Extracted data entries
(begin)
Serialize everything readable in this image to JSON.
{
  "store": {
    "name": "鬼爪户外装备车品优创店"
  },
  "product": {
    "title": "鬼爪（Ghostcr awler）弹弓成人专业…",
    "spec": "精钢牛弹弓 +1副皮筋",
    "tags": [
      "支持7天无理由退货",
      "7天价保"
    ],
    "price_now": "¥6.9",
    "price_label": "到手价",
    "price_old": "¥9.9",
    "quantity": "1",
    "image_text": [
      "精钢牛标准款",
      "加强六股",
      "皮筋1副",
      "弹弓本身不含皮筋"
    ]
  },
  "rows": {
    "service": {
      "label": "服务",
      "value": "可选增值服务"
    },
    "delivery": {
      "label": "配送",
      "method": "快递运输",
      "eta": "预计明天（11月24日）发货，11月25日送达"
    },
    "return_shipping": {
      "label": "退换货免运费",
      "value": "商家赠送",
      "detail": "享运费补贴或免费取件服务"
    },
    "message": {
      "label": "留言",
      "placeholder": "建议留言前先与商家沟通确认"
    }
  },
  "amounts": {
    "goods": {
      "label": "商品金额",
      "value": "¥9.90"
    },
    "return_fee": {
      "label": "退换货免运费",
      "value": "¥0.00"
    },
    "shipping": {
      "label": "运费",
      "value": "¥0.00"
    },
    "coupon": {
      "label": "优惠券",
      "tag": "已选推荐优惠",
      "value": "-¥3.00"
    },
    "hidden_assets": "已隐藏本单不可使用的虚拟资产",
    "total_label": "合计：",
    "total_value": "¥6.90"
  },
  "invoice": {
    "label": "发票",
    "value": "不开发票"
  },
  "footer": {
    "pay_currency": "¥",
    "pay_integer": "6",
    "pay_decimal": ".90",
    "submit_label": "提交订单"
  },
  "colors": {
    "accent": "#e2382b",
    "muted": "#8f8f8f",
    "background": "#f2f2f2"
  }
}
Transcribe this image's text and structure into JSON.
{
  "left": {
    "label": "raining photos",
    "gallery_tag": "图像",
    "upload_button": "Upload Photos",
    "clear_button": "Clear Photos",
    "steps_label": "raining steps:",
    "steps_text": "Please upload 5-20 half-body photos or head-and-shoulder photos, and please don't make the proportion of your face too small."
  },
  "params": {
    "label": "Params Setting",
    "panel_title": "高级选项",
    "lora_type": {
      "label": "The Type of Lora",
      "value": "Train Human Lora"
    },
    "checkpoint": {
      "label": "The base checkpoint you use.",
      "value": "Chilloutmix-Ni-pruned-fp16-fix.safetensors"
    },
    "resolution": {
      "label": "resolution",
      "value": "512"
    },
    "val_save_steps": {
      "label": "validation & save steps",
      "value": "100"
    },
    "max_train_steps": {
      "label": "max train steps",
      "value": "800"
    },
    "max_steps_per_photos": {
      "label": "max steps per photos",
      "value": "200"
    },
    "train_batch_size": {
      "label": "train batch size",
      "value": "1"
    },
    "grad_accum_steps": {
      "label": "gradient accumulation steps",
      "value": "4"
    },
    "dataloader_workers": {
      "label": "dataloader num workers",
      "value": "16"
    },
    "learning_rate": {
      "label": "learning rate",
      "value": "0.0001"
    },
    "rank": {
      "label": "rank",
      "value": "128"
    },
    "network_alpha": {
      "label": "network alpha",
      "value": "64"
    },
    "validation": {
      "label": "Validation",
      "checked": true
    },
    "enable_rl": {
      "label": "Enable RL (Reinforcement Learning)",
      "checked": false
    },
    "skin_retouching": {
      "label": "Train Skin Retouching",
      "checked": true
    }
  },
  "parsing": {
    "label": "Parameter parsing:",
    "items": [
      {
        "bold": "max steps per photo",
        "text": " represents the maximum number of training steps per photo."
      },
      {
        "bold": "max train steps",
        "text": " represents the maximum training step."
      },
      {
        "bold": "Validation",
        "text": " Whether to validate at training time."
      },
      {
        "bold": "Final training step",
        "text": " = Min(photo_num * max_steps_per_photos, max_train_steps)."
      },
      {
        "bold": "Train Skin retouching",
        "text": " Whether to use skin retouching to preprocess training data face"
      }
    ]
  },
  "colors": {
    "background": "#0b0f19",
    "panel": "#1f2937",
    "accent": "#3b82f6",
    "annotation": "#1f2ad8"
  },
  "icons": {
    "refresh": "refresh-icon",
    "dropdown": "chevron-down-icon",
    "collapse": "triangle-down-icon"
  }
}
(end)
Task goal
Return all of the above records exactly, leaving no line out.

Final result
Serialize everything readable in this image to JSON.
{
  "store": {
    "name": "鬼爪户外装备车品优创店"
  },
  "product": {
    "title": "鬼爪（Ghostcr awler）弹弓成人专业…",
    "spec": "精钢牛弹弓 +1副皮筋",
    "tags": [
      "支持7天无理由退货",
      "7天价保"
    ],
    "price_now": "¥6.9",
    "price_label": "到手价",
    "price_old": "¥9.9",
    "quantity": "1",
    "image_text": [
      "精钢牛标准款",
      "加强六股",
      "皮筋1副",
      "弹弓本身不含皮筋"
    ]
  },
  "rows": {
    "service": {
      "label": "服务",
      "value": "可选增值服务"
    },
    "delivery": {
      "label": "配送",
      "method": "快递运输",
      "eta": "预计明天（11月24日）发货，11月25日送达"
    },
    "return_shipping": {
      "label": "退换货免运费",
      "value": "商家赠送",
      "detail": "享运费补贴或免费取件服务"
    },
    "message": {
      "label": "留言",
      "placeholder": "建议留言前先与商家沟通确认"
    }
  },
  "amounts": {
    "goods": {
      "label": "商品金额",
      "value": "¥9.90"
    },
    "return_fee": {
      "label": "退换货免运费",
      "value": "¥0.00"
    },
    "shipping": {
      "label": "运费",
      "value": "¥0.00"
    },
    "coupon": {
      "label": "优惠券",
      "tag": "已选推荐优惠",
      "value": "-¥3.00"
    },
    "hidden_assets": "已隐藏本单不可使用的虚拟资产",
    "total_label": "合计：",
    "total_value": "¥6.90"
  },
  "invoice": {
    "label": "发票",
    "value": "不开发票"
  },
  "footer": {
    "pay_currency": "¥",
    "pay_integer": "6",
    "pay_decimal": ".90",
    "submit_label": "提交订单"
  },
  "colors": {
    "accent": "#e2382b",
    "muted": "#8f8f8f",
    "background": "#f2f2f2"
  }
}
Transcribe this image's text and structure into JSON.
{
  "left": {
    "label": "raining photos",
    "gallery_tag": "图像",
    "upload_button": "Upload Photos",
    "clear_button": "Clear Photos",
    "steps_label": "raining steps:",
    "steps_text": "Please upload 5-20 half-body photos or head-and-shoulder photos, and please don't make the proportion of your face too small."
  },
  "params": {
    "label": "Params Setting",
    "panel_title": "高级选项",
    "lora_type": {
      "label": "The Type of Lora",
      "value": "Train Human Lora"
    },
    "checkpoint": {
      "label": "The base checkpoint you use.",
      "value": "Chilloutmix-Ni-pruned-fp16-fix.safetensors"
    },
    "resolution": {
      "label": "resolution",
      "value": "512"
    },
    "val_save_steps": {
      "label": "validation & save steps",
      "value": "100"
    },
    "max_train_steps": {
      "label": "max train steps",
      "value": "800"
    },
    "max_steps_per_photos": {
      "label": "max steps per photos",
      "value": "200"
    },
    "train_batch_size": {
      "label": "train batch size",
      "value": "1"
    },
    "grad_accum_steps": {
      "label": "gradient accumulation steps",
      "value": "4"
    },
    "dataloader_workers": {
      "label": "dataloader num workers",
      "value": "16"
    },
    "learning_rate": {
      "label": "learning rate",
      "value": "0.0001"
    },
    "rank": {
      "label": "rank",
      "value": "128"
    },
    "network_alpha": {
      "label": "network alpha",
      "value": "64"
    },
    "validation": {
      "label": "Validation",
      "checked": true
    },
    "enable_rl": {
      "label": "Enable RL (Reinforcement Learning)",
      "checked": false
    },
    "skin_retouching": {
      "label": "Train Skin Retouching",
      "checked": true
    }
  },
  "parsing": {
    "label": "Parameter parsing:",
    "items": [
      {
        "bold": "max steps per photo",
        "text": " represents the maximum number of training steps per photo."
      },
      {
        "bold": "max train steps",
        "text": " represents the maximum training step."
      },
      {
        "bold": "Validation",
        "text": " Whether to validate at training time."
      },
      {
        "bold": "Final training step",
        "text": " = Min(photo_num * max_steps_per_photos, max_train_steps)."
      },
      {
        "bold": "Train Skin retouching",
        "text": " Whether to use skin retouching to preprocess training data face"
      }
    ]
  },
  "colors": {
    "background": "#0b0f19",
    "panel": "#1f2937",
    "accent": "#3b82f6",
    "annotation": "#1f2ad8"
  },
  "icons": {
    "refresh": "refresh-icon",
    "dropdown": "chevron-down-icon",
    "collapse": "triangle-down-icon"
  }
}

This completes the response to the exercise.